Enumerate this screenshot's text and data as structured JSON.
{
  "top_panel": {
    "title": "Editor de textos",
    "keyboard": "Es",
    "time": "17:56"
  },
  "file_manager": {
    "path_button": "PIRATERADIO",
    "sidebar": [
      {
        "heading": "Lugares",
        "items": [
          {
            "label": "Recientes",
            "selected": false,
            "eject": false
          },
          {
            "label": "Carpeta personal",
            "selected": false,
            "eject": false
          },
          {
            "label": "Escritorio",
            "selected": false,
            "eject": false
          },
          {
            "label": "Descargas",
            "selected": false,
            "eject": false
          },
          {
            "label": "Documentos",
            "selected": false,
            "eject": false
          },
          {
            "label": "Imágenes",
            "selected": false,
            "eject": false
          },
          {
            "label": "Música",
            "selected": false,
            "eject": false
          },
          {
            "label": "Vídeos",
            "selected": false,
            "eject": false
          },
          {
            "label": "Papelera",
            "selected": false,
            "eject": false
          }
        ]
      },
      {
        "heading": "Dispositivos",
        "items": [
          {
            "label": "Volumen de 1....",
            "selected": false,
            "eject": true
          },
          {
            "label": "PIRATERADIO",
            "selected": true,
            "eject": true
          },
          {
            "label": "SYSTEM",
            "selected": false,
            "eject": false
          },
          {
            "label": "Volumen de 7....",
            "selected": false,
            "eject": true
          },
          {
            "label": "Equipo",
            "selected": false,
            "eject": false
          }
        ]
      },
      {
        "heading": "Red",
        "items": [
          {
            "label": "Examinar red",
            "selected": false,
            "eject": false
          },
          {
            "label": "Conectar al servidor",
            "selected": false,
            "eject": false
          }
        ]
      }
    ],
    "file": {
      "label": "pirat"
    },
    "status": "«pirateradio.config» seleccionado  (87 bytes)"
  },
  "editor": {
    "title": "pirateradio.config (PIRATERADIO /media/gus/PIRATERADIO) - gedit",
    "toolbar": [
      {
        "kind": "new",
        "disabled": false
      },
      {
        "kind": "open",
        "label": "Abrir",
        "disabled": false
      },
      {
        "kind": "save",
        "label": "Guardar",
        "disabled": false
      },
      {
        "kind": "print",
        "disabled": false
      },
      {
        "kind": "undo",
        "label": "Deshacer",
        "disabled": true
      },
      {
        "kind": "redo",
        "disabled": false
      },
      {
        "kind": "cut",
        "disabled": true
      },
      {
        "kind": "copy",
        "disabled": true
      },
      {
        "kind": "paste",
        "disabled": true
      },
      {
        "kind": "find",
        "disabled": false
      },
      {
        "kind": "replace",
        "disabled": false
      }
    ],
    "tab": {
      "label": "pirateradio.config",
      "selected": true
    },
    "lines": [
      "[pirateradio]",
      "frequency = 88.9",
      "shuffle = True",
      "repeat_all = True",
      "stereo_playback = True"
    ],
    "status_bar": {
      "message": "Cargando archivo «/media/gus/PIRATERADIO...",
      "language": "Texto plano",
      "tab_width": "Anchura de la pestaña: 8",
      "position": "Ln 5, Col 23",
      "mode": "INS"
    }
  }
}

◆ ◆ ◆ ◆

* **TASK BRIEF**
Every record above is to be transcribed exactly as written.

* **TASK RESPONSE**
Enumerate this screenshot's text and data as structured JSON.
{
  "top_panel": {
    "title": "Editor de textos",
    "keyboard": "Es",
    "time": "17:56"
  },
  "file_manager": {
    "path_button": "PIRATERADIO",
    "sidebar": [
      {
        "heading": "Lugares",
        "items": [
          {
            "label": "Recientes",
            "selected": false,
            "eject": false
          },
          {
            "label": "Carpeta personal",
            "selected": false,
            "eject": false
          },
          {
            "label": "Escritorio",
            "selected": false,
            "eject": false
          },
          {
            "label": "Descargas",
            "selected": false,
            "eject": false
          },
          {
            "label": "Documentos",
            "selected": false,
            "eject": false
          },
          {
            "label": "Imágenes",
            "selected": false,
            "eject": false
          },
          {
            "label": "Música",
            "selected": false,
            "eject": false
          },
          {
            "label": "Vídeos",
            "selected": false,
            "eject": false
          },
          {
            "label": "Papelera",
            "selected": false,
            "eject": false
          }
        ]
      },
      {
        "heading": "Dispositivos",
        "items": [
          {
            "label": "Volumen de 1....",
            "selected": false,
            "eject": true
          },
          {
            "label": "PIRATERADIO",
            "selected": true,
            "eject": true
          },
          {
            "label": "SYSTEM",
            "selected": false,
            "eject": false
          },
          {
            "label": "Volumen de 7....",
            "selected": false,
            "eject": true
          },
          {
            "label": "Equipo",
            "selected": false,
            "eject": false
          }
        ]
      },
      {
        "heading": "Red",
        "items": [
          {
            "label": "Examinar red",
            "selected": false,
            "eject": false
          },
          {
            "label": "Conectar al servidor",
            "selected": false,
            "eject": false
          }
        ]
      }
    ],
    "file": {
      "label": "pirat"
    },
    "status": "«pirateradio.config» seleccionado  (87 bytes)"
  },
  "editor": {
    "title": "pirateradio.config (PIRATERADIO /media/gus/PIRATERADIO) - gedit",
    "toolbar": [
      {
        "kind": "new",
        "disabled": false
      },
      {
        "kind": "open",
        "label": "Abrir",
        "disabled": false
      },
      {
        "kind": "save",
        "label": "Guardar",
        "disabled": false
      },
      {
        "kind": "print",
        "disabled": false
      },
      {
        "kind": "undo",
        "label": "Deshacer",
        "disabled": true
      },
      {
        "kind": "redo",
        "disabled": false
      },
      {
        "kind": "cut",
        "disabled": true
      },
      {
        "kind": "copy",
        "disabled": true
      },
      {
        "kind": "paste",
        "disabled": true
      },
      {
        "kind": "find",
        "disabled": false
      },
      {
        "kind": "replace",
        "disabled": false
      }
    ],
    "tab": {
      "label": "pirateradio.config",
      "selected": true
    },
    "lines": [
      "[pirateradio]",
      "frequency = 88.9",
      "shuffle = True",
      "repeat_all = True",
      "stereo_playback = True"
    ],
    "status_bar": {
      "message": "Cargando archivo «/media/gus/PIRATERADIO...",
      "language": "Texto plano",
      "tab_width": "Anchura de la pestaña: 8",
      "position": "Ln 5, Col 23",
      "mode": "INS"
    }
  }
}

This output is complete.